◆ Extracted records
########################################
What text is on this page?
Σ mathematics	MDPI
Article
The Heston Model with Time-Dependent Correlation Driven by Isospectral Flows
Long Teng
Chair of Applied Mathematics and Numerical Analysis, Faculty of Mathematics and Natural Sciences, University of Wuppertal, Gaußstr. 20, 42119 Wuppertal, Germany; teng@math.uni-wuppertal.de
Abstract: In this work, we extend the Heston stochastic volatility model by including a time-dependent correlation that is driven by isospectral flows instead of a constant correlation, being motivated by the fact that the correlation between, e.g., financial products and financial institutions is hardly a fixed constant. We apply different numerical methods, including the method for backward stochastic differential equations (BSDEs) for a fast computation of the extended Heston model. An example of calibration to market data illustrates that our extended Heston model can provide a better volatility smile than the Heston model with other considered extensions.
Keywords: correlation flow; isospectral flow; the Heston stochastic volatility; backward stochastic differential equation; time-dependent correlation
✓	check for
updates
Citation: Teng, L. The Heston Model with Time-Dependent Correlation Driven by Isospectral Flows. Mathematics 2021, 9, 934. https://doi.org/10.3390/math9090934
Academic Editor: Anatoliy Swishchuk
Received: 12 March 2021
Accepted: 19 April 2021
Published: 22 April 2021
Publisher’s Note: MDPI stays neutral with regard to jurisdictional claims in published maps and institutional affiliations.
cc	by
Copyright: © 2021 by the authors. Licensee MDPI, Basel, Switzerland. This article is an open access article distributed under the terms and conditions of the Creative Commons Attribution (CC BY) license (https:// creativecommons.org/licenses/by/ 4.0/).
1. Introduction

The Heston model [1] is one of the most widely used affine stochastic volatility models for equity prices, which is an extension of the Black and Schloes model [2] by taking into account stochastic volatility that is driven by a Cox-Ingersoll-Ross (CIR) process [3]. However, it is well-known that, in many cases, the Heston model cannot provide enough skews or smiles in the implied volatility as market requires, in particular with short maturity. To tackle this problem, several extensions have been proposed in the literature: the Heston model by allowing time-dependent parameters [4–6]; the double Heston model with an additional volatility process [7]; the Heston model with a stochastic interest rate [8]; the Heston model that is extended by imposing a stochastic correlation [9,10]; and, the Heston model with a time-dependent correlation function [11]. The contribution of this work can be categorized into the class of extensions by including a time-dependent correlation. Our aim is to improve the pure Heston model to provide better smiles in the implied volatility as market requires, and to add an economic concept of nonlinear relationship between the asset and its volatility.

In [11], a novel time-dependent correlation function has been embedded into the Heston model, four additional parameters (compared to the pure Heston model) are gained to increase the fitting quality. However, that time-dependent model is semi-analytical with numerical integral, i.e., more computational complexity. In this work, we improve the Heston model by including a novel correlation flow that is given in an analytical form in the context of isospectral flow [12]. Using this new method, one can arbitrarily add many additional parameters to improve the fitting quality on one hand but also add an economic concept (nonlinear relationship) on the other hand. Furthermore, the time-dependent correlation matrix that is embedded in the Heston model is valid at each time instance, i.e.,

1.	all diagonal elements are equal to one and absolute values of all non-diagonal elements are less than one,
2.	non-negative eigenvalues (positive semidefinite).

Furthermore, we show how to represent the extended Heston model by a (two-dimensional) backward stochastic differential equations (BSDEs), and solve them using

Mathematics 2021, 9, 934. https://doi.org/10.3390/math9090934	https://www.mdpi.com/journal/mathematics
########################################
◆ Required task
Copy out the material above in its entirety. Every detail must match.

◆ Task response
What text is on this page?
Σ mathematics	MDPI
Article
The Heston Model with Time-Dependent Correlation Driven by Isospectral Flows
Long Teng
Chair of Applied Mathematics and Numerical Analysis, Faculty of Mathematics and Natural Sciences, University of Wuppertal, Gaußstr. 20, 42119 Wuppertal, Germany; teng@math.uni-wuppertal.de
Abstract: In this work, we extend the Heston stochastic volatility model by including a time-dependent correlation that is driven by isospectral flows instead of a constant correlation, being motivated by the fact that the correlation between, e.g., financial products and financial institutions is hardly a fixed constant. We apply different numerical methods, including the method for backward stochastic differential equations (BSDEs) for a fast computation of the extended Heston model. An example of calibration to market data illustrates that our extended Heston model can provide a better volatility smile than the Heston model with other considered extensions.
Keywords: correlation flow; isospectral flow; the Heston stochastic volatility; backward stochastic differential equation; time-dependent correlation
✓	check for
updates
Citation: Teng, L. The Heston Model with Time-Dependent Correlation Driven by Isospectral Flows. Mathematics 2021, 9, 934. https://doi.org/10.3390/math9090934
Academic Editor: Anatoliy Swishchuk
Received: 12 March 2021
Accepted: 19 April 2021
Published: 22 April 2021
Publisher’s Note: MDPI stays neutral with regard to jurisdictional claims in published maps and institutional affiliations.
cc	by
Copyright: © 2021 by the authors. Licensee MDPI, Basel, Switzerland. This article is an open access article distributed under the terms and conditions of the Creative Commons Attribution (CC BY) license (https:// creativecommons.org/licenses/by/ 4.0/).
1. Introduction

The Heston model [1] is one of the most widely used affine stochastic volatility models for equity prices, which is an extension of the Black and Schloes model [2] by taking into account stochastic volatility that is driven by a Cox-Ingersoll-Ross (CIR) process [3]. However, it is well-known that, in many cases, the Heston model cannot provide enough skews or smiles in the implied volatility as market requires, in particular with short maturity. To tackle this problem, several extensions have been proposed in the literature: the Heston model by allowing time-dependent parameters [4–6]; the double Heston model with an additional volatility process [7]; the Heston model with a stochastic interest rate [8]; the Heston model that is extended by imposing a stochastic correlation [9,10]; and, the Heston model with a time-dependent correlation function [11]. The contribution of this work can be categorized into the class of extensions by including a time-dependent correlation. Our aim is to improve the pure Heston model to provide better smiles in the implied volatility as market requires, and to add an economic concept of nonlinear relationship between the asset and its volatility.

In [11], a novel time-dependent correlation function has been embedded into the Heston model, four additional parameters (compared to the pure Heston model) are gained to increase the fitting quality. However, that time-dependent model is semi-analytical with numerical integral, i.e., more computational complexity. In this work, we improve the Heston model by including a novel correlation flow that is given in an analytical form in the context of isospectral flow [12]. Using this new method, one can arbitrarily add many additional parameters to improve the fitting quality on one hand but also add an economic concept (nonlinear relationship) on the other hand. Furthermore, the time-dependent correlation matrix that is embedded in the Heston model is valid at each time instance, i.e.,

1.	all diagonal elements are equal to one and absolute values of all non-diagonal elements are less than one,
2.	non-negative eigenvalues (positive semidefinite).

Furthermore, we show how to represent the extended Heston model by a (two-dimensional) backward stochastic differential equations (BSDEs), and solve them using

Mathematics 2021, 9, 934. https://doi.org/10.3390/math9090934	https://www.mdpi.com/journal/mathematics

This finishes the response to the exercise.